(Data entries for graphics)
──────────────────────────────

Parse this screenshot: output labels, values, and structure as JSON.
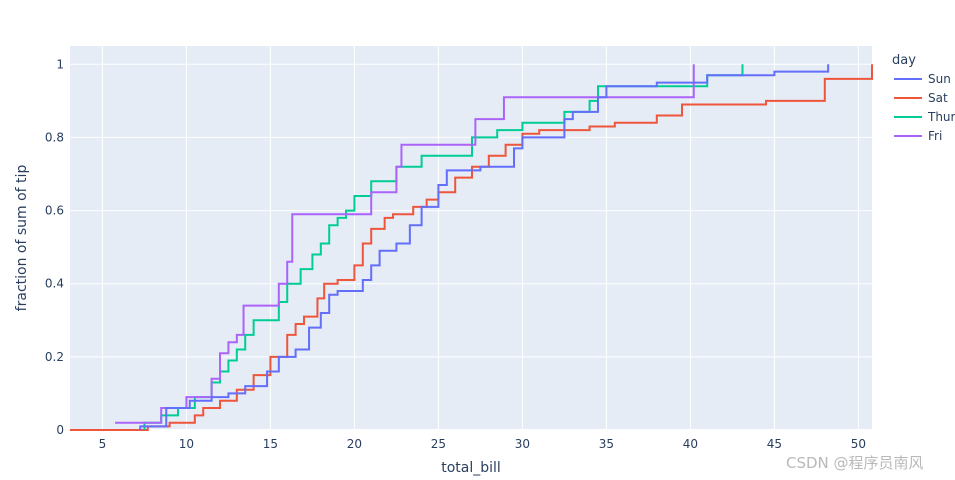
{
  "chart_data": {
    "type": "line",
    "subtype": "ecdf-step",
    "xlabel": "total_bill",
    "ylabel": "fraction of sum of tip",
    "xlim": [
      3.07,
      50.81
    ],
    "ylim": [
      0,
      1.05
    ],
    "x_ticks": [
      5,
      10,
      15,
      20,
      25,
      30,
      35,
      40,
      45,
      50
    ],
    "y_ticks": [
      0,
      0.2,
      0.4,
      0.6,
      0.8,
      1
    ],
    "grid": true,
    "plot_bg": "#e5ecf6",
    "legend": {
      "title": "day",
      "placement": "right"
    },
    "series": [
      {
        "name": "Sun",
        "color": "#636efa",
        "points": [
          [
            7.25,
            0.0
          ],
          [
            7.25,
            0.01
          ],
          [
            8.8,
            0.01
          ],
          [
            8.8,
            0.06
          ],
          [
            10.2,
            0.06
          ],
          [
            10.2,
            0.08
          ],
          [
            11.5,
            0.08
          ],
          [
            11.5,
            0.09
          ],
          [
            12.5,
            0.09
          ],
          [
            12.5,
            0.1
          ],
          [
            13.5,
            0.1
          ],
          [
            13.5,
            0.12
          ],
          [
            14.8,
            0.12
          ],
          [
            14.8,
            0.16
          ],
          [
            15.5,
            0.16
          ],
          [
            15.5,
            0.2
          ],
          [
            16.5,
            0.2
          ],
          [
            16.5,
            0.22
          ],
          [
            17.3,
            0.22
          ],
          [
            17.3,
            0.28
          ],
          [
            18.0,
            0.28
          ],
          [
            18.0,
            0.32
          ],
          [
            18.5,
            0.32
          ],
          [
            18.5,
            0.37
          ],
          [
            19.0,
            0.37
          ],
          [
            19.0,
            0.38
          ],
          [
            20.5,
            0.38
          ],
          [
            20.5,
            0.41
          ],
          [
            21.0,
            0.41
          ],
          [
            21.0,
            0.45
          ],
          [
            21.5,
            0.45
          ],
          [
            21.5,
            0.49
          ],
          [
            22.5,
            0.49
          ],
          [
            22.5,
            0.51
          ],
          [
            23.3,
            0.51
          ],
          [
            23.3,
            0.56
          ],
          [
            24.0,
            0.56
          ],
          [
            24.0,
            0.61
          ],
          [
            25.0,
            0.61
          ],
          [
            25.0,
            0.67
          ],
          [
            25.5,
            0.67
          ],
          [
            25.5,
            0.71
          ],
          [
            27.5,
            0.71
          ],
          [
            27.5,
            0.72
          ],
          [
            29.5,
            0.72
          ],
          [
            29.5,
            0.77
          ],
          [
            30.0,
            0.77
          ],
          [
            30.0,
            0.8
          ],
          [
            32.5,
            0.8
          ],
          [
            32.5,
            0.85
          ],
          [
            33.0,
            0.85
          ],
          [
            33.0,
            0.87
          ],
          [
            34.5,
            0.87
          ],
          [
            34.5,
            0.91
          ],
          [
            35.0,
            0.91
          ],
          [
            35.0,
            0.94
          ],
          [
            38.0,
            0.94
          ],
          [
            38.0,
            0.95
          ],
          [
            41.0,
            0.95
          ],
          [
            41.0,
            0.97
          ],
          [
            45.0,
            0.97
          ],
          [
            45.0,
            0.98
          ],
          [
            48.2,
            0.98
          ],
          [
            48.2,
            1.0
          ]
        ]
      },
      {
        "name": "Sat",
        "color": "#ef553b",
        "points": [
          [
            3.07,
            0.0
          ],
          [
            7.7,
            0.0
          ],
          [
            7.7,
            0.01
          ],
          [
            9.0,
            0.01
          ],
          [
            9.0,
            0.02
          ],
          [
            10.5,
            0.02
          ],
          [
            10.5,
            0.04
          ],
          [
            11.0,
            0.04
          ],
          [
            11.0,
            0.06
          ],
          [
            12.0,
            0.06
          ],
          [
            12.0,
            0.08
          ],
          [
            13.0,
            0.08
          ],
          [
            13.0,
            0.11
          ],
          [
            14.0,
            0.11
          ],
          [
            14.0,
            0.15
          ],
          [
            15.0,
            0.15
          ],
          [
            15.0,
            0.2
          ],
          [
            16.0,
            0.2
          ],
          [
            16.0,
            0.26
          ],
          [
            16.5,
            0.26
          ],
          [
            16.5,
            0.29
          ],
          [
            17.0,
            0.29
          ],
          [
            17.0,
            0.31
          ],
          [
            17.8,
            0.31
          ],
          [
            17.8,
            0.36
          ],
          [
            18.2,
            0.36
          ],
          [
            18.2,
            0.4
          ],
          [
            19.0,
            0.4
          ],
          [
            19.0,
            0.41
          ],
          [
            20.0,
            0.41
          ],
          [
            20.0,
            0.45
          ],
          [
            20.5,
            0.45
          ],
          [
            20.5,
            0.51
          ],
          [
            21.0,
            0.51
          ],
          [
            21.0,
            0.55
          ],
          [
            21.8,
            0.55
          ],
          [
            21.8,
            0.58
          ],
          [
            22.3,
            0.58
          ],
          [
            22.3,
            0.59
          ],
          [
            23.5,
            0.59
          ],
          [
            23.5,
            0.61
          ],
          [
            24.3,
            0.61
          ],
          [
            24.3,
            0.63
          ],
          [
            25.0,
            0.63
          ],
          [
            25.0,
            0.65
          ],
          [
            26.0,
            0.65
          ],
          [
            26.0,
            0.69
          ],
          [
            27.0,
            0.69
          ],
          [
            27.0,
            0.72
          ],
          [
            28.0,
            0.72
          ],
          [
            28.0,
            0.75
          ],
          [
            29.0,
            0.75
          ],
          [
            29.0,
            0.78
          ],
          [
            30.0,
            0.78
          ],
          [
            30.0,
            0.81
          ],
          [
            31.0,
            0.81
          ],
          [
            31.0,
            0.82
          ],
          [
            34.0,
            0.82
          ],
          [
            34.0,
            0.83
          ],
          [
            35.5,
            0.83
          ],
          [
            35.5,
            0.84
          ],
          [
            38.0,
            0.84
          ],
          [
            38.0,
            0.86
          ],
          [
            39.5,
            0.86
          ],
          [
            39.5,
            0.89
          ],
          [
            44.5,
            0.89
          ],
          [
            44.5,
            0.9
          ],
          [
            48.0,
            0.9
          ],
          [
            48.0,
            0.96
          ],
          [
            50.81,
            0.96
          ],
          [
            50.81,
            1.0
          ]
        ]
      },
      {
        "name": "Thur",
        "color": "#00cc96",
        "points": [
          [
            7.5,
            0.0
          ],
          [
            7.5,
            0.02
          ],
          [
            8.5,
            0.02
          ],
          [
            8.5,
            0.04
          ],
          [
            9.5,
            0.04
          ],
          [
            9.5,
            0.06
          ],
          [
            10.5,
            0.06
          ],
          [
            10.5,
            0.09
          ],
          [
            11.5,
            0.09
          ],
          [
            11.5,
            0.13
          ],
          [
            12.0,
            0.13
          ],
          [
            12.0,
            0.16
          ],
          [
            12.5,
            0.16
          ],
          [
            12.5,
            0.19
          ],
          [
            13.0,
            0.19
          ],
          [
            13.0,
            0.22
          ],
          [
            13.5,
            0.22
          ],
          [
            13.5,
            0.26
          ],
          [
            14.0,
            0.26
          ],
          [
            14.0,
            0.3
          ],
          [
            15.5,
            0.3
          ],
          [
            15.5,
            0.35
          ],
          [
            16.0,
            0.35
          ],
          [
            16.0,
            0.4
          ],
          [
            16.8,
            0.4
          ],
          [
            16.8,
            0.44
          ],
          [
            17.5,
            0.44
          ],
          [
            17.5,
            0.48
          ],
          [
            18.0,
            0.48
          ],
          [
            18.0,
            0.51
          ],
          [
            18.5,
            0.51
          ],
          [
            18.5,
            0.56
          ],
          [
            19.0,
            0.56
          ],
          [
            19.0,
            0.58
          ],
          [
            19.5,
            0.58
          ],
          [
            19.5,
            0.6
          ],
          [
            20.0,
            0.6
          ],
          [
            20.0,
            0.64
          ],
          [
            21.0,
            0.64
          ],
          [
            21.0,
            0.68
          ],
          [
            22.5,
            0.68
          ],
          [
            22.5,
            0.72
          ],
          [
            24.0,
            0.72
          ],
          [
            24.0,
            0.75
          ],
          [
            27.0,
            0.75
          ],
          [
            27.0,
            0.8
          ],
          [
            28.5,
            0.8
          ],
          [
            28.5,
            0.82
          ],
          [
            30.0,
            0.82
          ],
          [
            30.0,
            0.84
          ],
          [
            32.5,
            0.84
          ],
          [
            32.5,
            0.87
          ],
          [
            34.0,
            0.87
          ],
          [
            34.0,
            0.9
          ],
          [
            34.5,
            0.9
          ],
          [
            34.5,
            0.94
          ],
          [
            41.0,
            0.94
          ],
          [
            41.0,
            0.97
          ],
          [
            43.1,
            0.97
          ],
          [
            43.1,
            1.0
          ]
        ]
      },
      {
        "name": "Fri",
        "color": "#ab63fa",
        "points": [
          [
            5.75,
            0.02
          ],
          [
            8.5,
            0.02
          ],
          [
            8.5,
            0.06
          ],
          [
            10.0,
            0.06
          ],
          [
            10.0,
            0.09
          ],
          [
            11.5,
            0.09
          ],
          [
            11.5,
            0.14
          ],
          [
            12.0,
            0.14
          ],
          [
            12.0,
            0.21
          ],
          [
            12.5,
            0.21
          ],
          [
            12.5,
            0.24
          ],
          [
            13.0,
            0.24
          ],
          [
            13.0,
            0.26
          ],
          [
            13.4,
            0.26
          ],
          [
            13.4,
            0.34
          ],
          [
            15.5,
            0.34
          ],
          [
            15.5,
            0.4
          ],
          [
            16.0,
            0.4
          ],
          [
            16.0,
            0.46
          ],
          [
            16.3,
            0.46
          ],
          [
            16.3,
            0.59
          ],
          [
            20.0,
            0.59
          ],
          [
            20.0,
            0.59
          ],
          [
            21.0,
            0.59
          ],
          [
            21.0,
            0.65
          ],
          [
            22.5,
            0.65
          ],
          [
            22.5,
            0.72
          ],
          [
            22.8,
            0.72
          ],
          [
            22.8,
            0.78
          ],
          [
            27.2,
            0.78
          ],
          [
            27.2,
            0.85
          ],
          [
            28.9,
            0.85
          ],
          [
            28.9,
            0.91
          ],
          [
            40.2,
            0.91
          ],
          [
            40.2,
            1.0
          ]
        ]
      }
    ]
  },
  "watermark": "CSDN @程序员南风"
}
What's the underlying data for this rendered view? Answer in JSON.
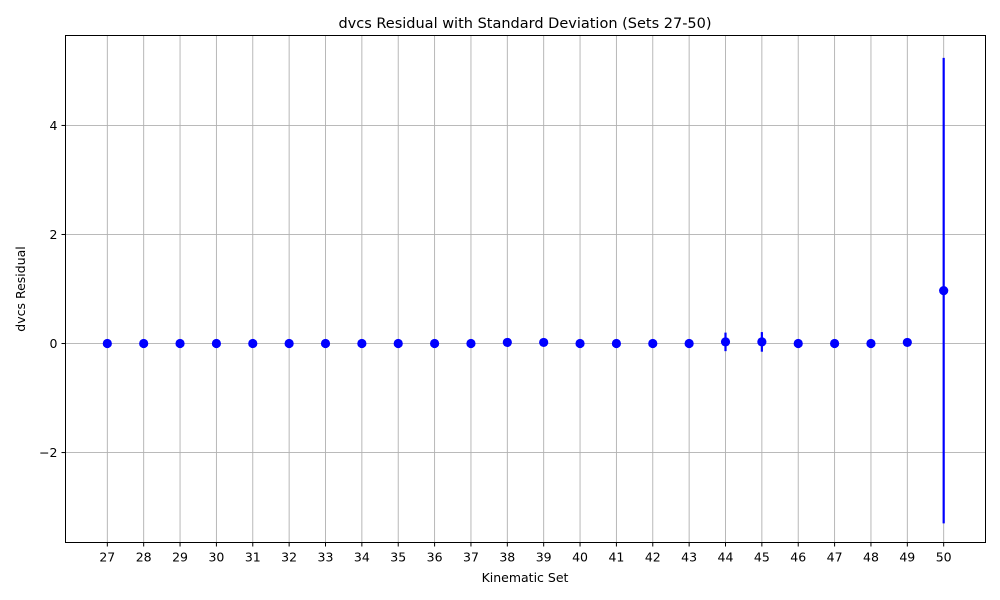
{
  "chart_data": {
    "type": "scatter",
    "title": "dvcs Residual with Standard Deviation (Sets 27-50)",
    "xlabel": "Kinematic Set",
    "ylabel": "dvcs Residual",
    "xlim": [
      25.85,
      51.15
    ],
    "ylim": [
      -3.65,
      5.65
    ],
    "x_ticks": [
      27,
      28,
      29,
      30,
      31,
      32,
      33,
      34,
      35,
      36,
      37,
      38,
      39,
      40,
      41,
      42,
      43,
      44,
      45,
      46,
      47,
      48,
      49,
      50
    ],
    "y_ticks": [
      -2,
      0,
      2,
      4
    ],
    "y_tick_labels": [
      "−2",
      "0",
      "2",
      "4"
    ],
    "grid": true,
    "marker_color": "#0000ff",
    "series": [
      {
        "x": [
          27,
          28,
          29,
          30,
          31,
          32,
          33,
          34,
          35,
          36,
          37,
          38,
          39,
          40,
          41,
          42,
          43,
          44,
          45,
          46,
          47,
          48,
          49,
          50
        ],
        "y": [
          0.0,
          0.0,
          0.0,
          0.0,
          0.0,
          0.0,
          0.0,
          0.0,
          0.0,
          0.0,
          0.0,
          0.02,
          0.02,
          0.0,
          0.0,
          0.0,
          0.0,
          0.03,
          0.03,
          0.0,
          0.0,
          0.0,
          0.02,
          0.97
        ],
        "yerr": [
          0.02,
          0.02,
          0.02,
          0.08,
          0.02,
          0.02,
          0.02,
          0.02,
          0.02,
          0.02,
          0.02,
          0.04,
          0.04,
          0.02,
          0.02,
          0.02,
          0.02,
          0.17,
          0.18,
          0.02,
          0.02,
          0.02,
          0.04,
          4.27
        ]
      }
    ]
  }
}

──────────────────────────────

> Work to do: From the material above, write out exactly the lines from the line with "What's the underlying" through the closing line, inclusive, and no pictures.

> Solution for this problem:
What's the underlying data for this rendered view? Answer in JSON.
{
  "chart_data": {
    "type": "scatter",
    "title": "dvcs Residual with Standard Deviation (Sets 27-50)",
    "xlabel": "Kinematic Set",
    "ylabel": "dvcs Residual",
    "xlim": [
      25.85,
      51.15
    ],
    "ylim": [
      -3.65,
      5.65
    ],
    "x_ticks": [
      27,
      28,
      29,
      30,
      31,
      32,
      33,
      34,
      35,
      36,
      37,
      38,
      39,
      40,
      41,
      42,
      43,
      44,
      45,
      46,
      47,
      48,
      49,
      50
    ],
    "y_ticks": [
      -2,
      0,
      2,
      4
    ],
    "y_tick_labels": [
      "−2",
      "0",
      "2",
      "4"
    ],
    "grid": true,
    "marker_color": "#0000ff",
    "series": [
      {
        "x": [
          27,
          28,
          29,
          30,
          31,
          32,
          33,
          34,
          35,
          36,
          37,
          38,
          39,
          40,
          41,
          42,
          43,
          44,
          45,
          46,
          47,
          48,
          49,
          50
        ],
        "y": [
          0.0,
          0.0,
          0.0,
          0.0,
          0.0,
          0.0,
          0.0,
          0.0,
          0.0,
          0.0,
          0.0,
          0.02,
          0.02,
          0.0,
          0.0,
          0.0,
          0.0,
          0.03,
          0.03,
          0.0,
          0.0,
          0.0,
          0.02,
          0.97
        ],
        "yerr": [
          0.02,
          0.02,
          0.02,
          0.08,
          0.02,
          0.02,
          0.02,
          0.02,
          0.02,
          0.02,
          0.02,
          0.04,
          0.04,
          0.02,
          0.02,
          0.02,
          0.02,
          0.17,
          0.18,
          0.02,
          0.02,
          0.02,
          0.04,
          4.27
        ]
      }
    ]
  }
}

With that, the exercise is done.